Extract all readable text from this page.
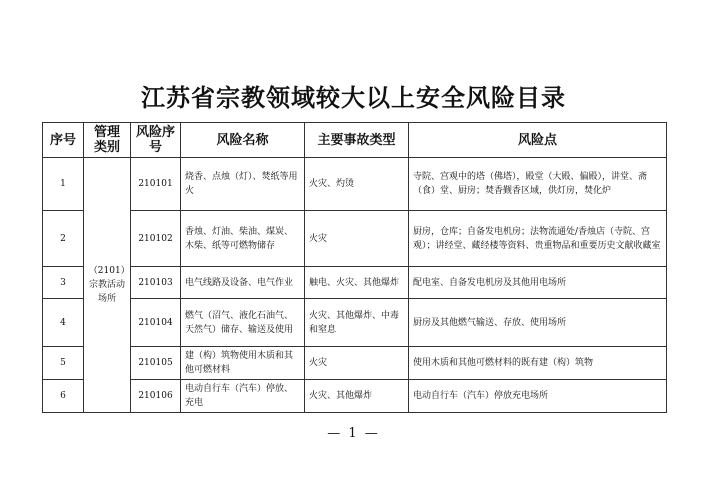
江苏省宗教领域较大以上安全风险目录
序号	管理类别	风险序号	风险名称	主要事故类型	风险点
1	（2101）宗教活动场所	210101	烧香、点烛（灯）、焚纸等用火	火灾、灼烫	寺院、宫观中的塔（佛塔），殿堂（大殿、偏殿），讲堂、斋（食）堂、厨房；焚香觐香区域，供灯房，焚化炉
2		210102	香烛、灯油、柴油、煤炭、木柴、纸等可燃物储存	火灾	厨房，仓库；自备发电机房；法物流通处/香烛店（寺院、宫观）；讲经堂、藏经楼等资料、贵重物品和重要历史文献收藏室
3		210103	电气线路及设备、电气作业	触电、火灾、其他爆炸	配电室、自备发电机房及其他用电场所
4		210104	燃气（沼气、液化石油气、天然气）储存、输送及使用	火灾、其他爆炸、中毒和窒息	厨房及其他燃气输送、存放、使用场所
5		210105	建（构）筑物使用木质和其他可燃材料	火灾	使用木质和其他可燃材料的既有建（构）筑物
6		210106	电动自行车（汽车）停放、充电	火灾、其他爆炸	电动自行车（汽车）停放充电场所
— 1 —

□ □ □ □ □

Would you mind returning each entry above word for word, skipping the images?

Extract all readable text from this page.
江苏省宗教领域较大以上安全风险目录
序号	管理类别	风险序号	风险名称	主要事故类型	风险点
1	（2101）宗教活动场所	210101	烧香、点烛（灯）、焚纸等用火	火灾、灼烫	寺院、宫观中的塔（佛塔），殿堂（大殿、偏殿），讲堂、斋（食）堂、厨房；焚香觐香区域，供灯房，焚化炉
2		210102	香烛、灯油、柴油、煤炭、木柴、纸等可燃物储存	火灾	厨房，仓库；自备发电机房；法物流通处/香烛店（寺院、宫观）；讲经堂、藏经楼等资料、贵重物品和重要历史文献收藏室
3		210103	电气线路及设备、电气作业	触电、火灾、其他爆炸	配电室、自备发电机房及其他用电场所
4		210104	燃气（沼气、液化石油气、天然气）储存、输送及使用	火灾、其他爆炸、中毒和窒息	厨房及其他燃气输送、存放、使用场所
5		210105	建（构）筑物使用木质和其他可燃材料	火灾	使用木质和其他可燃材料的既有建（构）筑物
6		210106	电动自行车（汽车）停放、充电	火灾、其他爆炸	电动自行车（汽车）停放充电场所
— 1 —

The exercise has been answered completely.